TASK DETAILS:
Extract every line of the material that holds the string "icon".

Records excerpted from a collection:
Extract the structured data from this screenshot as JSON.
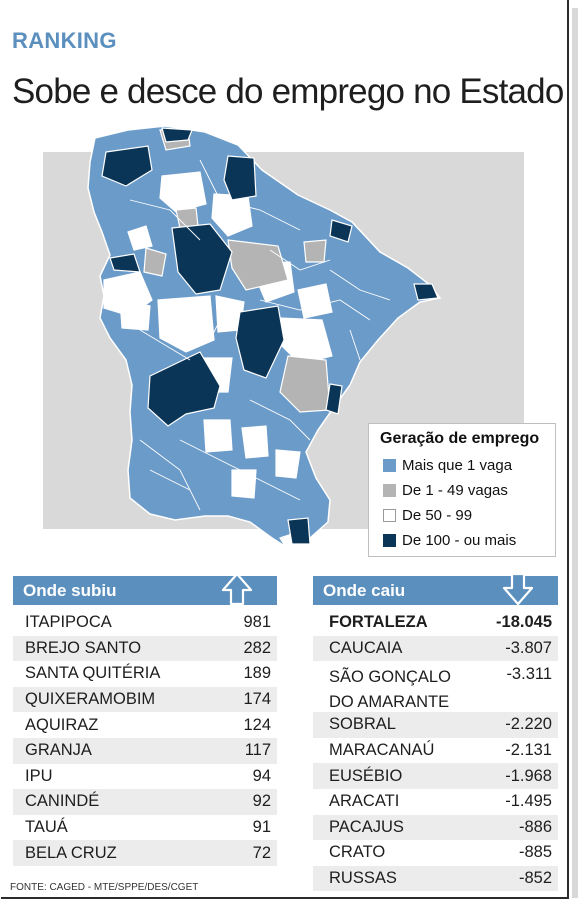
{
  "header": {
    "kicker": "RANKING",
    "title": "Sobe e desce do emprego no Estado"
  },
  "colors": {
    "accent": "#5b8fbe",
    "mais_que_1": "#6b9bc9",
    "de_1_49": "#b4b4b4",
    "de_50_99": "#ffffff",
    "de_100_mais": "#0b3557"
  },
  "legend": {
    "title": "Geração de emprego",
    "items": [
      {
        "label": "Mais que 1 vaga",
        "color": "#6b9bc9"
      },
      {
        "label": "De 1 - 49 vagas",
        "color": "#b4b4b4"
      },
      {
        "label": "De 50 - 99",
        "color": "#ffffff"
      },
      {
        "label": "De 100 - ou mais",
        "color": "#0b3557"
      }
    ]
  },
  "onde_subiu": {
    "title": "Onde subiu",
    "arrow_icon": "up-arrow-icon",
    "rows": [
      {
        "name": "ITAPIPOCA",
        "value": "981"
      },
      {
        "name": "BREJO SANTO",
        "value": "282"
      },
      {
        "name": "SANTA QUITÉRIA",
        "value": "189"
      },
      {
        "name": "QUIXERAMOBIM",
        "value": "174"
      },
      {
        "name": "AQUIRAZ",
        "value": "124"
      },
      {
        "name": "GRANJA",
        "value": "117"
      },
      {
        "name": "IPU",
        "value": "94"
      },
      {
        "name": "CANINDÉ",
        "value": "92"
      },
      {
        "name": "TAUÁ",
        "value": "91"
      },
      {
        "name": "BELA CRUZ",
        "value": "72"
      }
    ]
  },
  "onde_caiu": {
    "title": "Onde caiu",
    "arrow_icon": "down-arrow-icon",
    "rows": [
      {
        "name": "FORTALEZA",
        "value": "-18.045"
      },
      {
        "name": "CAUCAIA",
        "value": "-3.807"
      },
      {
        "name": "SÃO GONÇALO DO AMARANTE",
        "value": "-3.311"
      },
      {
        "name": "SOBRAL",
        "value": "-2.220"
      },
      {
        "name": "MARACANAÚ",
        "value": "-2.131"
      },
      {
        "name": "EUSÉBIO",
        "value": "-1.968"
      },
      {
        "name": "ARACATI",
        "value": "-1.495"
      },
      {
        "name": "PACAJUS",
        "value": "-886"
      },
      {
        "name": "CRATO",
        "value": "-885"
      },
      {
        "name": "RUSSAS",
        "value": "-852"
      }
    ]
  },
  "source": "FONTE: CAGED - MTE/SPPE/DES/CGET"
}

RIGHT ANSWER:
    "arrow_icon": "up-arrow-icon",
    "arrow_icon": "down-arrow-icon",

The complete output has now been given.